- [Entries supplied]:
====
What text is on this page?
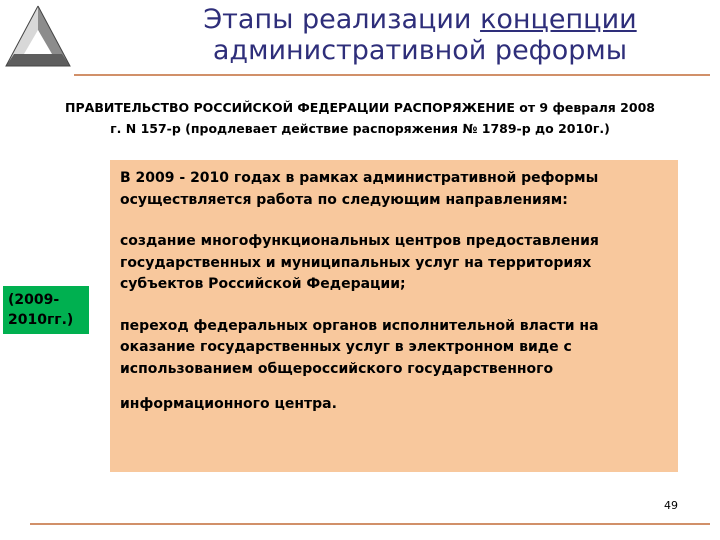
Этапы реализации концепции
административной реформы
ПРАВИТЕЛЬСТВО РОССИЙСКОЙ ФЕДЕРАЦИИ РАСПОРЯЖЕНИЕ от 9 февраля 2008
г. N 157-р (продлевает действие распоряжения № 1789-р до 2010г.)

В 2009 - 2010 годах в рамках административной реформы осуществляется работа по следующим направлениям:

создание многофункциональных центров предоставления государственных и муниципальных услуг на территориях субъектов Российской Федерации;

переход федеральных органов исполнительной власти на оказание государственных услуг в электронном виде с использованием общероссийского государственного

информационного центра.

(2009-
2010гг.)
49
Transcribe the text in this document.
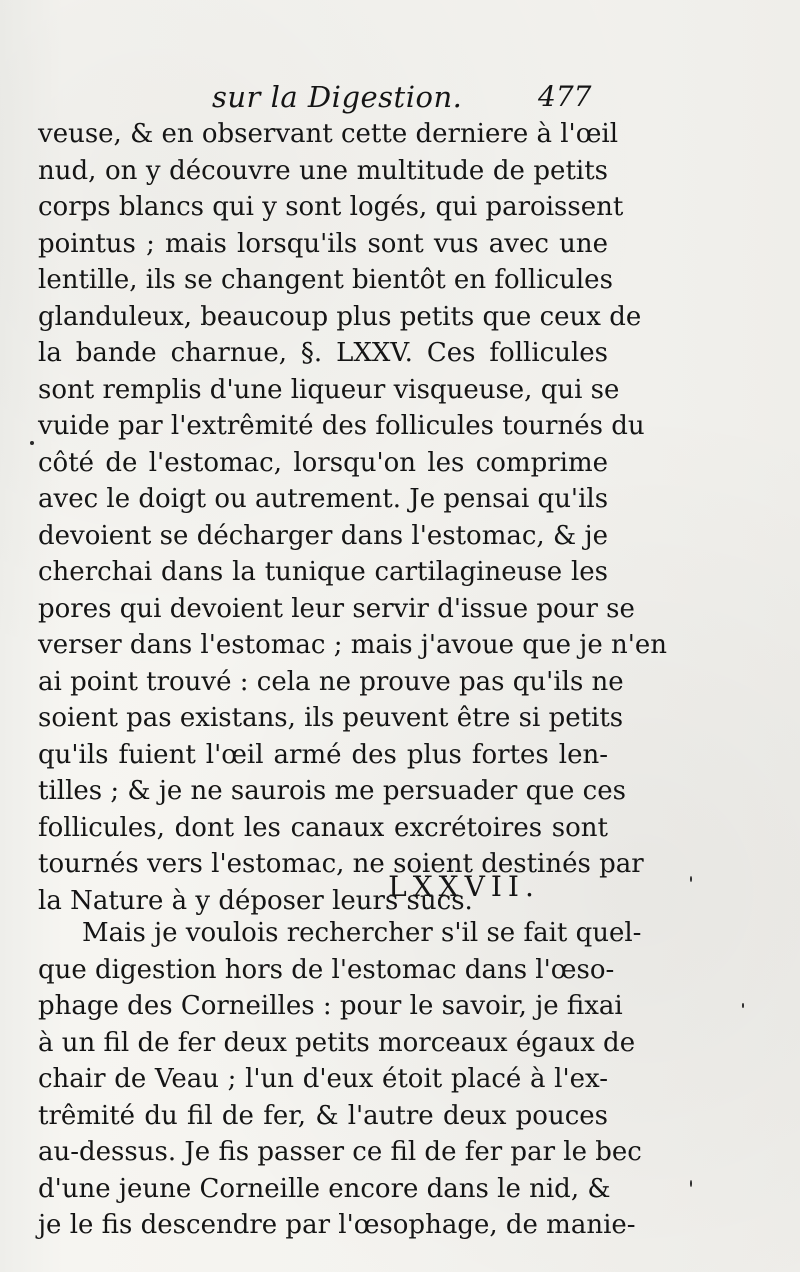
sur la Digestion.	477
veuse, & en observant cette derniere à l'œil
nud, on y découvre une multitude de petits
corps blancs qui y sont logés, qui paroissent
pointus ; mais lorsqu'ils sont vus avec une
lentille, ils se changent bientôt en follicules
glanduleux, beaucoup plus petits que ceux de
la bande charnue, §. LXXV. Ces follicules
sont remplis d'une liqueur visqueuse, qui se
vuide par l'extrêmité des follicules tournés du
côté de l'estomac, lorsqu'on les comprime
avec le doigt ou autrement. Je pensai qu'ils
devoient se décharger dans l'estomac, & je
cherchai dans la tunique cartilagineuse les
pores qui devoient leur servir d'issue pour se
verser dans l'estomac ; mais j'avoue que je n'en
ai point trouvé : cela ne prouve pas qu'ils ne
soient pas existans, ils peuvent être si petits
qu'ils fuient l'œil armé des plus fortes len-
tilles ; & je ne saurois me persuader que ces
follicules, dont les canaux excrétoires sont
tournés vers l'estomac, ne soient destinés par
la Nature à y déposer leurs sucs.
LXXVII.
Mais je voulois rechercher s'il se fait quel-
que digestion hors de l'estomac dans l'œso-
phage des Corneilles : pour le savoir, je fixai
à un fil de fer deux petits morceaux égaux de
chair de Veau ; l'un d'eux étoit placé à l'ex-
trêmité du fil de fer, & l'autre deux pouces
au-dessus. Je fis passer ce fil de fer par le bec
d'une jeune Corneille encore dans le nid, &
je le fis descendre par l'œsophage, de manie-
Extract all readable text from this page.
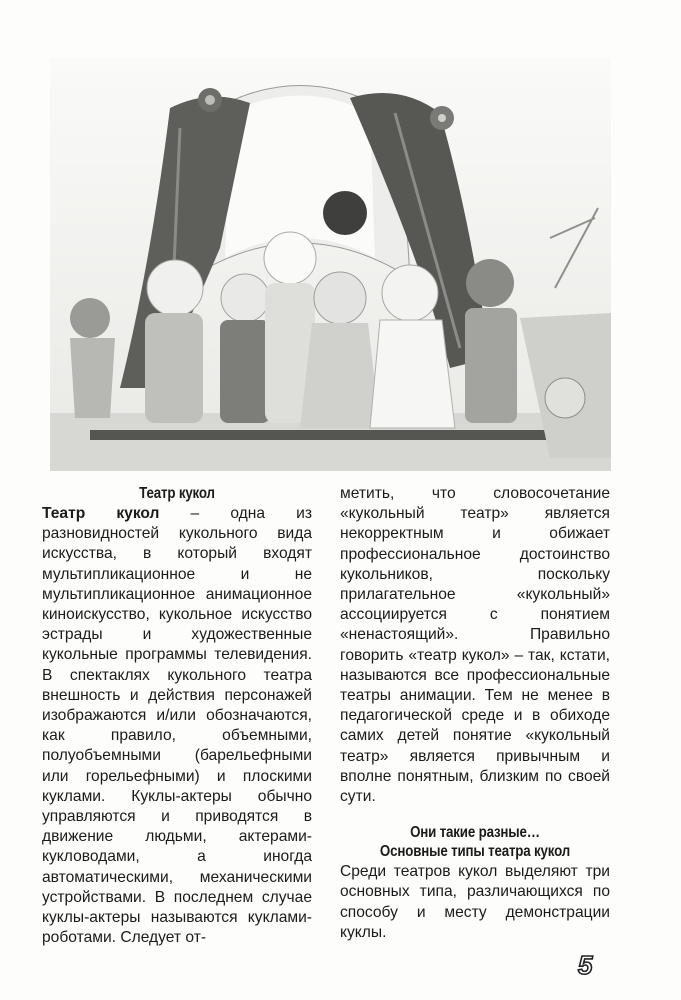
Театр кукол

Театр кукол – одна из разновидностей кукольного вида искусства, в который входят мультипликационное и не мультипликационное анимационное киноискусство, кукольное искусство эстрады и художественные кукольные программы телевидения. В спектаклях кукольного театра внешность и действия персонажей изображаются и/или обозначаются, как правило, объемными, полуобъемными (барельефными или горельефными) и плоскими куклами. Куклы-актеры обычно управляются и приводятся в движение людьми, актерами-кукловодами, а иногда автоматическими, механическими устройствами. В последнем случае куклы-актеры называются куклами-роботами. Следует от-

метить, что словосочетание «кукольный театр» является некорректным и обижает профессиональное достоинство кукольников, поскольку прилагательное «кукольный» ассоциируется с понятием «ненастоящий». Правильно говорить «театр кукол» – так, кстати, называются все профессиональные театры анимации. Тем не менее в педагогической среде и в обиходе самих детей понятие «кукольный театр» является привычным и вполне понятным, близким по своей сути.

Они такие разные…
Основные типы театра кукол

Среди театров кукол выделяют три основных типа, различающихся по способу и месту демонстрации куклы.

5
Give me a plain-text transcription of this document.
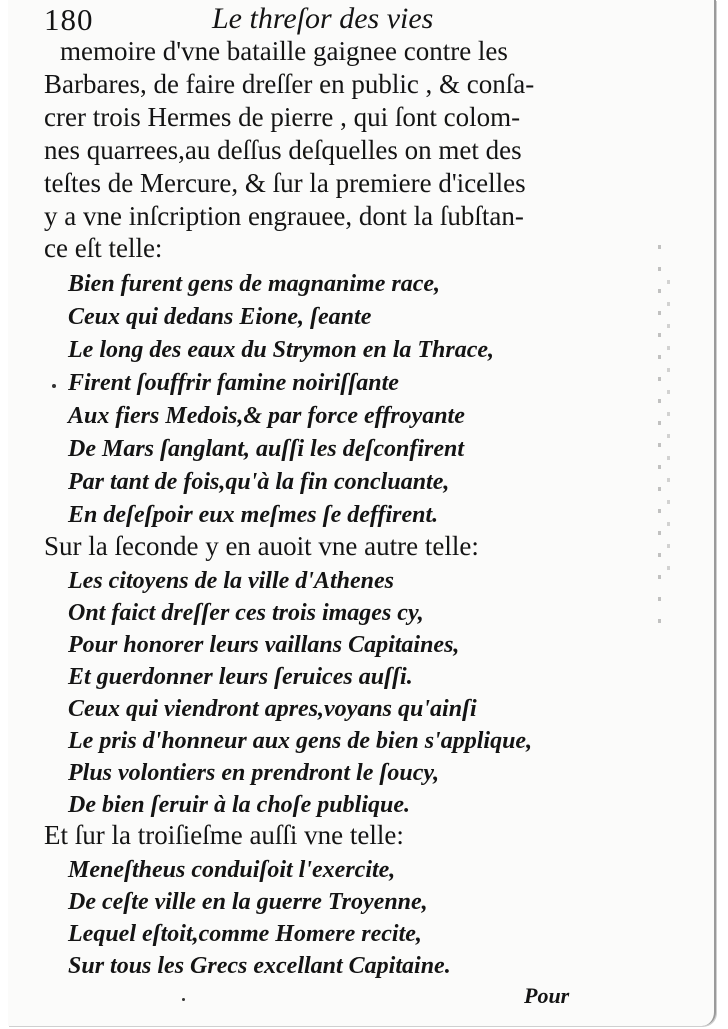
180	Le threſor des vies
memoire d'vne bataille gaignee contre les
Barbares, de faire dreſſer en public , & conſa-
crer trois Hermes de pierre , qui ſont colom-
nes quarrees,au deſſus deſquelles on met des
teſtes de Mercure, & ſur la premiere d'icelles
y a vne inſcription engrauee, dont la ſubſtan-
ce eſt telle:
Bien furent gens de magnanime race,
Ceux qui dedans Eione, ſeante
Le long des eaux du Strymon en la Thrace,
Firent ſouffrir famine noiriſſante
Aux fiers Medois,& par force effroyante
De Mars ſanglant, auſſi les deſconfirent
Par tant de fois,qu'à la fin concluante,
En deſeſpoir eux meſmes ſe deffirent.
Sur la ſeconde y en auoit vne autre telle:
Les citoyens de la ville d'Athenes
Ont faict dreſſer ces trois images cy,
Pour honorer leurs vaillans Capitaines,
Et guerdonner leurs ſeruices auſſi.
Ceux qui viendront apres,voyans qu'ainſi
Le pris d'honneur aux gens de bien s'applique,
Plus volontiers en prendront le ſoucy,
De bien ſeruir à la choſe publique.
Et ſur la troiſieſme auſſi vne telle:
Meneſtheus conduiſoit l'exercite,
De ceſte ville en la guerre Troyenne,
Lequel eſtoit,comme Homere recite,
Sur tous les Grecs excellant Capitaine.
Pour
====
- [Given problem]: Search the lines for the string "государственных" and copy every line that has it.

- [Output]:
создание многофункциональных центров предоставления государственных и муниципальных услуг на территориях субъектов Российской Федерации;
переход федеральных органов исполнительной власти на оказание государственных услуг в электронном виде с использованием общероссийского государственного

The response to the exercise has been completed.